TASK STATEMENT: Pictures stay out; everything else in the records below is copied exactly.

THE RECORDS:
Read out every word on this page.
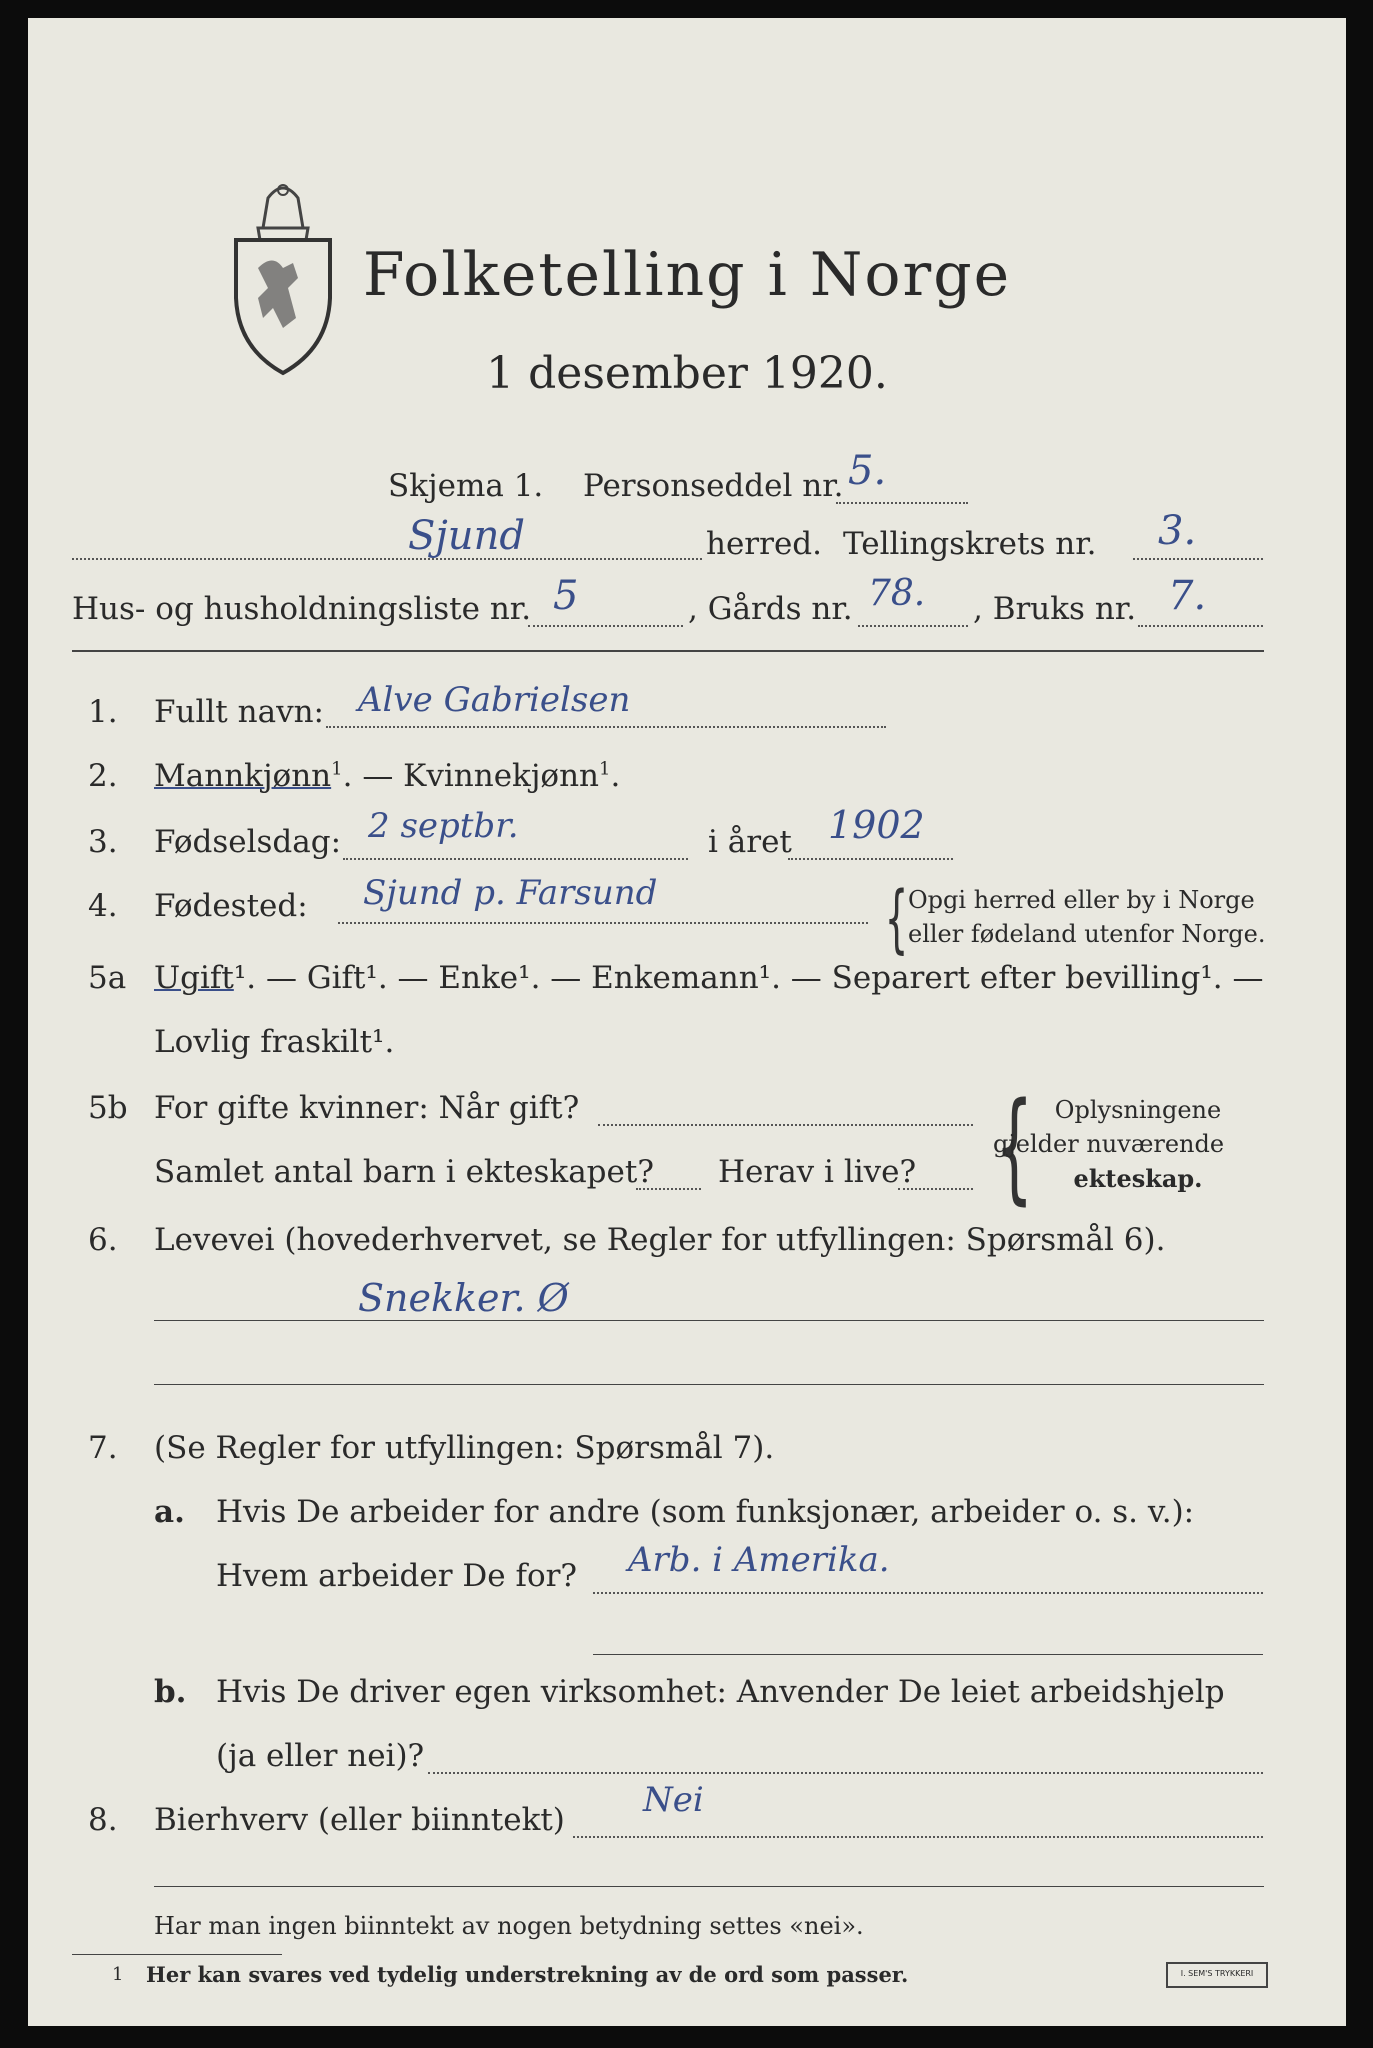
Folketelling i Norge
1 desember 1920.
Skjema 1. Personseddel nr. 5.
Sjund	herred. Tellingskrets nr. 3.
Hus- og husholdningsliste nr. 5	, Gårds nr. 78. , Bruks nr. 7.
1. Fullt navn: Alve Gabrielsen
2. Mannkjønn$^1$. — Kvinnekjønn$^1$.
3. Fødselsdag: 2 septbr.	i året 1902
4. Fødested: Sjund p. Farsund	{ Opgi herred eller by i Norge
eller fødeland utenfor Norge.
5a Ugift¹. — Gift¹. — Enke¹. — Enkemann¹. — Separert efter bevilling¹. —
Lovlig fraskilt¹.
5b For gifte kvinner: Når gift?
Samlet antal barn i ekteskapet? Herav i live? { Oplysningene
gjelder nuværende
ekteskap.
6. Levevei (hovederhvervet, se Regler for utfyllingen: Spørsmål 6).
Snekker. Ø
7. (Se Regler for utfyllingen: Spørsmål 7).
a. Hvis De arbeider for andre (som funksjonær, arbeider o. s. v.):
Hvem arbeider De for? Arb. i Amerika.
b. Hvis De driver egen virksomhet: Anvender De leiet arbeidshjelp
(ja eller nei)?
8. Bierhverv (eller biinntekt) Nei
Har man ingen biinntekt av nogen betydning settes «nei».
1 Her kan svares ved tydelig understrekning av de ord som passer.	I. SEM'S TRYKKERI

EXPECTED OUTPUT:
Read out every word on this page.
Folketelling i Norge
1 desember 1920.
Skjema 1. Personseddel nr. 5.
Sjund	herred. Tellingskrets nr. 3.
Hus- og husholdningsliste nr. 5	, Gårds nr. 78. , Bruks nr. 7.
1. Fullt navn: Alve Gabrielsen
2. Mannkjønn$^1$. — Kvinnekjønn$^1$.
3. Fødselsdag: 2 septbr.	i året 1902
4. Fødested: Sjund p. Farsund	{ Opgi herred eller by i Norge
eller fødeland utenfor Norge.
5a Ugift¹. — Gift¹. — Enke¹. — Enkemann¹. — Separert efter bevilling¹. —
Lovlig fraskilt¹.
5b For gifte kvinner: Når gift?
Samlet antal barn i ekteskapet? Herav i live? { Oplysningene
gjelder nuværende
ekteskap.
6. Levevei (hovederhvervet, se Regler for utfyllingen: Spørsmål 6).
Snekker. Ø
7. (Se Regler for utfyllingen: Spørsmål 7).
a. Hvis De arbeider for andre (som funksjonær, arbeider o. s. v.):
Hvem arbeider De for? Arb. i Amerika.
b. Hvis De driver egen virksomhet: Anvender De leiet arbeidshjelp
(ja eller nei)?
8. Bierhverv (eller biinntekt) Nei
Har man ingen biinntekt av nogen betydning settes «nei».
1 Her kan svares ved tydelig understrekning av de ord som passer.	I. SEM'S TRYKKERI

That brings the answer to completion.